— Start —

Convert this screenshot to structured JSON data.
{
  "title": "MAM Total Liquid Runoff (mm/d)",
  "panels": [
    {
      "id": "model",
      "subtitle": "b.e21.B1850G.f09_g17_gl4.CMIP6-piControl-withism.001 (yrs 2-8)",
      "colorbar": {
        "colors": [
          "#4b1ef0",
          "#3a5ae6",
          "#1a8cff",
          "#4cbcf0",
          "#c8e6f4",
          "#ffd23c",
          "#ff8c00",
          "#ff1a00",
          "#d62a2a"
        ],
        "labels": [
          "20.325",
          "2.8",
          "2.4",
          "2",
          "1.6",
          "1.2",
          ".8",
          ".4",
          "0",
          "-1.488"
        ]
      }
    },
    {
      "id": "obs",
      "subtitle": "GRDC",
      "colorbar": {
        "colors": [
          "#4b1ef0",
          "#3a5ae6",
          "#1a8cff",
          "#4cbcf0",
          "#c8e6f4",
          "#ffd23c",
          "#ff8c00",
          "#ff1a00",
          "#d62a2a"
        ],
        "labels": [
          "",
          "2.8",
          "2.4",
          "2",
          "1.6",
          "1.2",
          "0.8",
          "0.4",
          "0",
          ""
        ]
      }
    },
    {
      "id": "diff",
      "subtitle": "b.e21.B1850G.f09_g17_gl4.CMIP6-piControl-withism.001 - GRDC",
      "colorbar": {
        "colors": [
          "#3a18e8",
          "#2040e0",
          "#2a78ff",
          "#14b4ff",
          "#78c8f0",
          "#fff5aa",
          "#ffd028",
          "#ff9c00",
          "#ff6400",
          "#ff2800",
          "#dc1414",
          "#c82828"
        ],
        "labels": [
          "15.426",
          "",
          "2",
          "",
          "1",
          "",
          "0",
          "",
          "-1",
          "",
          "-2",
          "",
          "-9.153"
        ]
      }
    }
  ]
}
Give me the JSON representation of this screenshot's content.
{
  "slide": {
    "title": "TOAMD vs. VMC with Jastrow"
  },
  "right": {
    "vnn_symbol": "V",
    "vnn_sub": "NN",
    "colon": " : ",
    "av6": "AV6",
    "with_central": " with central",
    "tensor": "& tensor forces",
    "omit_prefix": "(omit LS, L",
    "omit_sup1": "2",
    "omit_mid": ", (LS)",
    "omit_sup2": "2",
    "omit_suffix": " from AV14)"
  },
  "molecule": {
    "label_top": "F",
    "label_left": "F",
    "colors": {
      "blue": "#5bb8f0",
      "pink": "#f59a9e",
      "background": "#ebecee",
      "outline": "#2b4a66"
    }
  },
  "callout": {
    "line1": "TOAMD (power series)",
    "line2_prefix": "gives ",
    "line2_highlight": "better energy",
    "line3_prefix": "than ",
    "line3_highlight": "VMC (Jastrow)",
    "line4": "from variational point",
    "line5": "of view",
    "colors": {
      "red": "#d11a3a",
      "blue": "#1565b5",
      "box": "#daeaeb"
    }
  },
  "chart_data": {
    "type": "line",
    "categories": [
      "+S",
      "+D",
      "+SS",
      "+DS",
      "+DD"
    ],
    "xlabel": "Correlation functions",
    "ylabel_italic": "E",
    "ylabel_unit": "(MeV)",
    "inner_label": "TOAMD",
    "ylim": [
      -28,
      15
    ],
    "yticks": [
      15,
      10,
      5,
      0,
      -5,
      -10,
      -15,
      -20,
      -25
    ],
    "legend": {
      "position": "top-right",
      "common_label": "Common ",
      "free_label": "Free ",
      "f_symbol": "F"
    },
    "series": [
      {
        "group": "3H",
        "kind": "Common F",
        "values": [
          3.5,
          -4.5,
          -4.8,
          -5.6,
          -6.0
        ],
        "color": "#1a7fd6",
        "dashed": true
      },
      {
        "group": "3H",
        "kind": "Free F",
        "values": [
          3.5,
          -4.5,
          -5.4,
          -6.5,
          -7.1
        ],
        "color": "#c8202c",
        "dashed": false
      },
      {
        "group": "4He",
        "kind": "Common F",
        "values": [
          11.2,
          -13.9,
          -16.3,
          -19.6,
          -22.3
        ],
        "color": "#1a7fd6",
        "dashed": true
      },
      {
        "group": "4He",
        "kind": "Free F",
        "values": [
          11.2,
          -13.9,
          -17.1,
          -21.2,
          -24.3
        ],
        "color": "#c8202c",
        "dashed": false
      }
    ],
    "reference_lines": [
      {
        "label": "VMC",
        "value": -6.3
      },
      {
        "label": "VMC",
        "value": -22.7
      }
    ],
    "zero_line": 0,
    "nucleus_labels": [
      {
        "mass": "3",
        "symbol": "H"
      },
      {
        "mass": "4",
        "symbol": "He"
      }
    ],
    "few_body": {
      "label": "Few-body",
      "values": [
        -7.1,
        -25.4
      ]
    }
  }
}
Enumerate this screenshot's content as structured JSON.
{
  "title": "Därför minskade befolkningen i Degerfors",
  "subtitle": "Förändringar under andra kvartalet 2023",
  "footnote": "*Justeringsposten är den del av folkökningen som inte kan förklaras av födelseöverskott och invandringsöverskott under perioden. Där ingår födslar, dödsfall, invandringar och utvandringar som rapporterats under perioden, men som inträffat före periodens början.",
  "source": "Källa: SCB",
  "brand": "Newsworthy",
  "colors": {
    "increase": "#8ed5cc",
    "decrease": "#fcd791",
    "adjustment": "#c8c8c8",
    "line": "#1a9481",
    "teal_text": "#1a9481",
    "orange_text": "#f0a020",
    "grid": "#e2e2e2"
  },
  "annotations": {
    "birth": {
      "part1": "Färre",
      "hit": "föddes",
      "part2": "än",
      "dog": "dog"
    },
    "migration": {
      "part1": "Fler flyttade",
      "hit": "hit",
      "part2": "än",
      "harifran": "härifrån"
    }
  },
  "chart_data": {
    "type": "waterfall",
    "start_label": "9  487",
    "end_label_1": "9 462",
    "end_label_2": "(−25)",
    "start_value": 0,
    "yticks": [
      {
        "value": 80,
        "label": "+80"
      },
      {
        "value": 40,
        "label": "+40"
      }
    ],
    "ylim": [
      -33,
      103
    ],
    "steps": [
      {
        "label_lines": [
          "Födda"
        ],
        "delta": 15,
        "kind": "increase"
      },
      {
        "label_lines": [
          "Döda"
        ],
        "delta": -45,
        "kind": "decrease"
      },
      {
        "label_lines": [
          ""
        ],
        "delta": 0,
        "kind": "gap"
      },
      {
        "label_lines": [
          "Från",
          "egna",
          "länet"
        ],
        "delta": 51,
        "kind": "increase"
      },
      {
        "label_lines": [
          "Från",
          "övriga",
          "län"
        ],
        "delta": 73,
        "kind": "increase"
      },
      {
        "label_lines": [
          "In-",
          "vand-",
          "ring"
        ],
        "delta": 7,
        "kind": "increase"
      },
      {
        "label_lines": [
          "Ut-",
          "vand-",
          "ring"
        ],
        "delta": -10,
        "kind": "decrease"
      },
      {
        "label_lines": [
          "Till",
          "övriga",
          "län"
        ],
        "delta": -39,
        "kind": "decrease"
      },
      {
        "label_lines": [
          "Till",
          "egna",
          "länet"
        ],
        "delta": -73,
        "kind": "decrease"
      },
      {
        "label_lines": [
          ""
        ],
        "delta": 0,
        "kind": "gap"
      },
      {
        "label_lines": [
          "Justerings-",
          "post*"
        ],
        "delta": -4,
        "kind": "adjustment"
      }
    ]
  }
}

— End —

# [GIVEN EXERCISE]
Gather each line that holds "Jastrow".

# [ANSWER TO THIS TASK]
    "title": "TOAMD vs. VMC with Jastrow"
    "line3_highlight": "VMC (Jastrow)",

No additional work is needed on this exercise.